> **Exercise requirements**
Reproduce all of the data exactly.

> **Material supplied**
=======
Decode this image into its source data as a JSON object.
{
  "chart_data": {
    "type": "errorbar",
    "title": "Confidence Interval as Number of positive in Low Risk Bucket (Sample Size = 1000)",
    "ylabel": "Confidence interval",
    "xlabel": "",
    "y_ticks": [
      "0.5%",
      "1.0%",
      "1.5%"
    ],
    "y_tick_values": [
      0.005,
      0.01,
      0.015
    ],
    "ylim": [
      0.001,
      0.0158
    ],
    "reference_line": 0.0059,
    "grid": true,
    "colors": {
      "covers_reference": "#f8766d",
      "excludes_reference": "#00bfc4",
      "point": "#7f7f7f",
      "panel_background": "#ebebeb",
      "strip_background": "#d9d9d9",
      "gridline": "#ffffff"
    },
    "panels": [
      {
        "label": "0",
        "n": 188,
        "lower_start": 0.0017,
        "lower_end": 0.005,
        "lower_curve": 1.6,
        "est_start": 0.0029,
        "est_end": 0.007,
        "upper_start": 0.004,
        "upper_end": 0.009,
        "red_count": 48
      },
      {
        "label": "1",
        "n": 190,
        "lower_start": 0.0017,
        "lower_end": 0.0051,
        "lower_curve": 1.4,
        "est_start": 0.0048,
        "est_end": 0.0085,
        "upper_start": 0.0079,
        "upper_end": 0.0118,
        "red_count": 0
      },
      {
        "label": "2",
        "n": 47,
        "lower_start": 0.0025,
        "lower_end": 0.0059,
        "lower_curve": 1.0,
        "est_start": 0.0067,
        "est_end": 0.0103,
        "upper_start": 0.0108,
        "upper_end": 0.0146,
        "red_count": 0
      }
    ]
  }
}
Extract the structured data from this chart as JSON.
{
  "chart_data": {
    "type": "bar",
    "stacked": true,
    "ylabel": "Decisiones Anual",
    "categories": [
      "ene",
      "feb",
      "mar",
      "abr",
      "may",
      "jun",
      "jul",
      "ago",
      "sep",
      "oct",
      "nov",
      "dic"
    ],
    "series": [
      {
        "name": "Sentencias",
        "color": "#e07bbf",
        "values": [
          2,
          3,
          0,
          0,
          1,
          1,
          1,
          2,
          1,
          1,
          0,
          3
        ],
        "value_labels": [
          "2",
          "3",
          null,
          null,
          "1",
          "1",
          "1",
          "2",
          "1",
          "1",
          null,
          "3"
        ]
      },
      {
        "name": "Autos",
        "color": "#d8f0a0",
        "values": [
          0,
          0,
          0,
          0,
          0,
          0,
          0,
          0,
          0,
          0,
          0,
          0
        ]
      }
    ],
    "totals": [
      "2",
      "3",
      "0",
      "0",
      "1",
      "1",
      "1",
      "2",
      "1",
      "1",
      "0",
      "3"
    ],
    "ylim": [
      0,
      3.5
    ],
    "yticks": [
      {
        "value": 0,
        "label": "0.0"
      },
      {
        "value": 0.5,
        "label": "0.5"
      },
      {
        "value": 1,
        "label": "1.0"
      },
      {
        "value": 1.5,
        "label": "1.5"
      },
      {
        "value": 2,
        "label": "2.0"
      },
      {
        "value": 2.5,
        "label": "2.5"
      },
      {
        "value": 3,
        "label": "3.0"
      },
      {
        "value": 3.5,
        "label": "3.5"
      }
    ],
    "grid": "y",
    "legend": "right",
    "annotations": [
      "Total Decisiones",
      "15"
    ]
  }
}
=======
> **Full response**
Decode this image into its source data as a JSON object.
{
  "chart_data": {
    "type": "errorbar",
    "title": "Confidence Interval as Number of positive in Low Risk Bucket (Sample Size = 1000)",
    "ylabel": "Confidence interval",
    "xlabel": "",
    "y_ticks": [
      "0.5%",
      "1.0%",
      "1.5%"
    ],
    "y_tick_values": [
      0.005,
      0.01,
      0.015
    ],
    "ylim": [
      0.001,
      0.0158
    ],
    "reference_line": 0.0059,
    "grid": true,
    "colors": {
      "covers_reference": "#f8766d",
      "excludes_reference": "#00bfc4",
      "point": "#7f7f7f",
      "panel_background": "#ebebeb",
      "strip_background": "#d9d9d9",
      "gridline": "#ffffff"
    },
    "panels": [
      {
        "label": "0",
        "n": 188,
        "lower_start": 0.0017,
        "lower_end": 0.005,
        "lower_curve": 1.6,
        "est_start": 0.0029,
        "est_end": 0.007,
        "upper_start": 0.004,
        "upper_end": 0.009,
        "red_count": 48
      },
      {
        "label": "1",
        "n": 190,
        "lower_start": 0.0017,
        "lower_end": 0.0051,
        "lower_curve": 1.4,
        "est_start": 0.0048,
        "est_end": 0.0085,
        "upper_start": 0.0079,
        "upper_end": 0.0118,
        "red_count": 0
      },
      {
        "label": "2",
        "n": 47,
        "lower_start": 0.0025,
        "lower_end": 0.0059,
        "lower_curve": 1.0,
        "est_start": 0.0067,
        "est_end": 0.0103,
        "upper_start": 0.0108,
        "upper_end": 0.0146,
        "red_count": 0
      }
    ]
  }
}
Extract the structured data from this chart as JSON.
{
  "chart_data": {
    "type": "bar",
    "stacked": true,
    "ylabel": "Decisiones Anual",
    "categories": [
      "ene",
      "feb",
      "mar",
      "abr",
      "may",
      "jun",
      "jul",
      "ago",
      "sep",
      "oct",
      "nov",
      "dic"
    ],
    "series": [
      {
        "name": "Sentencias",
        "color": "#e07bbf",
        "values": [
          2,
          3,
          0,
          0,
          1,
          1,
          1,
          2,
          1,
          1,
          0,
          3
        ],
        "value_labels": [
          "2",
          "3",
          null,
          null,
          "1",
          "1",
          "1",
          "2",
          "1",
          "1",
          null,
          "3"
        ]
      },
      {
        "name": "Autos",
        "color": "#d8f0a0",
        "values": [
          0,
          0,
          0,
          0,
          0,
          0,
          0,
          0,
          0,
          0,
          0,
          0
        ]
      }
    ],
    "totals": [
      "2",
      "3",
      "0",
      "0",
      "1",
      "1",
      "1",
      "2",
      "1",
      "1",
      "0",
      "3"
    ],
    "ylim": [
      0,
      3.5
    ],
    "yticks": [
      {
        "value": 0,
        "label": "0.0"
      },
      {
        "value": 0.5,
        "label": "0.5"
      },
      {
        "value": 1,
        "label": "1.0"
      },
      {
        "value": 1.5,
        "label": "1.5"
      },
      {
        "value": 2,
        "label": "2.0"
      },
      {
        "value": 2.5,
        "label": "2.5"
      },
      {
        "value": 3,
        "label": "3.0"
      },
      {
        "value": 3.5,
        "label": "3.5"
      }
    ],
    "grid": "y",
    "legend": "right",
    "annotations": [
      "Total Decisiones",
      "15"
    ]
  }
}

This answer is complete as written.